[WHAT YOU WILL DO]
1. Transcribe the part of the gratitude blog post starting with "Finding ways to" and going on through "so will you.".
2. According to the gratitude blog post, how many yoga classes a week will the writer be teaching in 2020?
3. Resume the gratitude blog post, picking up after its final sentence.

[DOCUMENT SEGMENT]
■ ■ ■ ■ ■ ■ ■

If you’re inspired to do so, please share what you are grateful for in the comments below. Stay safe, and much love.
I’m grateful to announce that I’ve recovered from my breathing issues. Thank you for all of your well-wishes.
Since I’ve last written, I’ve been navigating feelings of entitlement and gratitude. Honestly, I think “entitled” has a more negative connotation than what I mean. “Deserving” might be a more suitable word. So…I feel deserving of more than what I have, and as a result, I have not been as grateful for what I do have.
I think these two feelings tend to seesaw for me because previously, I was extremely grateful and if anything, I didn’t feel entirely deserving of what I received.
Do these two feelings also seesaw for you?
The shift from gratitude to deserving can be attributed to the tremendous growth that I’ve had over the last year and a half. For me, growth causes me to desire more for myself, which is totally natural and healthy. However, I don’t like how I’ve become rather negative and a little bitter about my current situation.
After two months of reflecting on this, I came across this quote on a yoga Facebook group I am part of.
Finding ways to feel good in the gap of space between where you are and where you want to be is everything.
It was a helpful reminder that while I may not be completely satisfied with where I am at in my life, and while I aspire for much more, it is not beneficial to be miserable right now. It would better serve me if I enjoy this pause and if I find gratitude for it too. I will eventually get to where I want to be, and so will you.
My life has been flowing pretty well.
Seven months in, and I still enjoy my full-time job. I am continuing to learn so much there and I feel like I’ve made some valuable contributions. Additionally, I have a thriving part-time yoga-teaching job. I’m currently teaching two classes a week, but in 2020, I will be teaching three! Career stuff aside- I’ve accomplished a few of the goals I made for myself for 2019 and I’ve been upgraded from my dad’s old car from 2011 to my mom’s car, circa 2016.

■ ■ ■ ■ ■ ■ ■

[Listings of boxed layout items]
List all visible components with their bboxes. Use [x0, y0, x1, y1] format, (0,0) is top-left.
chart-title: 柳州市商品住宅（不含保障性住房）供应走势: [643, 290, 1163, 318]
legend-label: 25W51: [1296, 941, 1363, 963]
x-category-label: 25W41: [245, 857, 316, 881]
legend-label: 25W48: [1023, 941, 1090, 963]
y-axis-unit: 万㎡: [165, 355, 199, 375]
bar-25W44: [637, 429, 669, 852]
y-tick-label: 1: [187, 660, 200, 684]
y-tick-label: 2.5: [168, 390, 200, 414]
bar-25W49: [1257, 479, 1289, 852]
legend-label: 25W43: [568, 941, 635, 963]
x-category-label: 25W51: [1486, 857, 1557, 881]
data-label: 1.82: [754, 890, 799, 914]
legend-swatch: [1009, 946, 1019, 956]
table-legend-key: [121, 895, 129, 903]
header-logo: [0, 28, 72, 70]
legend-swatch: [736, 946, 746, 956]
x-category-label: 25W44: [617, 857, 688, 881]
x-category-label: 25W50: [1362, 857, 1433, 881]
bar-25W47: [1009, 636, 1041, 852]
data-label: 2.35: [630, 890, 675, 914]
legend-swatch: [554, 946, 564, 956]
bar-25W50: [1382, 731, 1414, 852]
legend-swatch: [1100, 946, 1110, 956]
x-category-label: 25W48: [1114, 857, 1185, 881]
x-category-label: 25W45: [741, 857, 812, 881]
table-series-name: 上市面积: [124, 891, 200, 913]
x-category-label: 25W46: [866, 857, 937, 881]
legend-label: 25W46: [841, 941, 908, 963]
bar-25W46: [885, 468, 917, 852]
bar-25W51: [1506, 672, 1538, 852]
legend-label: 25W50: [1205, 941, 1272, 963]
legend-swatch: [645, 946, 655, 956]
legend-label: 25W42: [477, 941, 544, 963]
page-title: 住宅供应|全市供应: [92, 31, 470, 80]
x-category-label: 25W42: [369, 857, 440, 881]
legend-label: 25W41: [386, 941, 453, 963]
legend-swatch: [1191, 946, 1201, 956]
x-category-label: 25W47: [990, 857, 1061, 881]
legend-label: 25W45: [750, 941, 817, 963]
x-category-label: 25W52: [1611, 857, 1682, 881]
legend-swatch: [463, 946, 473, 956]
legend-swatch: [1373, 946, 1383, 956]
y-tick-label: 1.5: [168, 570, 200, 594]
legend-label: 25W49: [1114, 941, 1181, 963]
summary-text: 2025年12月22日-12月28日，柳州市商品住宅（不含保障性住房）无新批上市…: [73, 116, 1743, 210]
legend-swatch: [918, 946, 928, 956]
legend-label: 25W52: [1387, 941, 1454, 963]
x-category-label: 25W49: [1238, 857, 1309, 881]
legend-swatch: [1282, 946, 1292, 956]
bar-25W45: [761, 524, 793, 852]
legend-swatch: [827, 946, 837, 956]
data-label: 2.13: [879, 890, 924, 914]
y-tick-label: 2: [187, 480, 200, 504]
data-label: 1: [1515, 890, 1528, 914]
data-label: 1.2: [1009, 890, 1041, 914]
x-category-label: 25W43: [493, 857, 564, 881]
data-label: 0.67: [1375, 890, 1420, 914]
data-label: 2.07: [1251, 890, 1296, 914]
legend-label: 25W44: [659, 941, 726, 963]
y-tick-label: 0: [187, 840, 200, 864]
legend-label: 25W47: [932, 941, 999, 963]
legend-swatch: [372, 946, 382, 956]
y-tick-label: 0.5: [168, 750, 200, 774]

■ ■ ■ ■ ■ ■ ■

[ANSWERS BELOW]
1.
Finding ways to feel good in the gap of space between where you are and where you want to be is everything.
It was a helpful reminder that while I may not be completely satisfied with where I am at in my life, and while I aspire for much more, it is not beneficial to be miserable right now. It would better serve me if I enjoy this pause and if I find gratitude for it too. I will eventually get to where I want to be, and so will you.

2. Three classes a week.

3.
Essentially, I am living the life that I couldn’t even fathom as a possibility last year, however, I have been a bit depressed. I’ve been excessively critical of myself for being stuck in a routine, for not socializing enough, for not traveling, for not being adventurous, for not learning from my past mistakes, and for being unhappy when I have so much to be grateful for.
Can anyone relate to this??
I did an oracle reading the other day to help me refocus, and the card I pulled for my “obstacle to overcome” was “Harmony.” This caused me to wonder what exactly do I believe I need to be in harmony?
A year ago, I believed I needed a full-time job to feel at peace. I wanted to have somewhere to go every day, a place where I could make an impact. I wanted purpose and I wanted to begin my professional career. I also wanted to teach yoga so I could my passion for it.
I have acquired both of those things, so now what?
Interestingly, one of the things I wanted last year but I feel at peace with now is graduate school. I am not anxious about going to graduate school. Don’t get me wrong, I still want to pursue higher education at some point, but I know that that “point” is not now. Based on my experience with flowing, I am confident that I will know when I am supposed to go back and I will also know what I want to study. So the lack of graduate school plans isn’t causing my current dissatisfaction.
I suspect that my unhappiness and mild depression are primarily due to my feelings of nostalgia. It seems that when the temperature cools down in autumn, I begin to reminisce and romanticize the past. A year ago I was romanticizing my childhood, which was pretty wonderful, but at the end of the day, I was focusing on the past because I was lonely in the present. My childhood friends had all moved away and thus, I reminisced about them.
Currently, I’ve been reminiscing about the hellish campaign job I had last year as well as my last relationship. I think the reason I’ve been nostalgic about my campaign job is that I miss some aspects of that job that I don’t have in my current position. For example, I miss the social nature of that job, although, at the time, I hated that the socializing was often late at night. In regards to my last relationship, I miss having someone to talk to daily. This is largely why I’ve been keeping myself busy with online dating.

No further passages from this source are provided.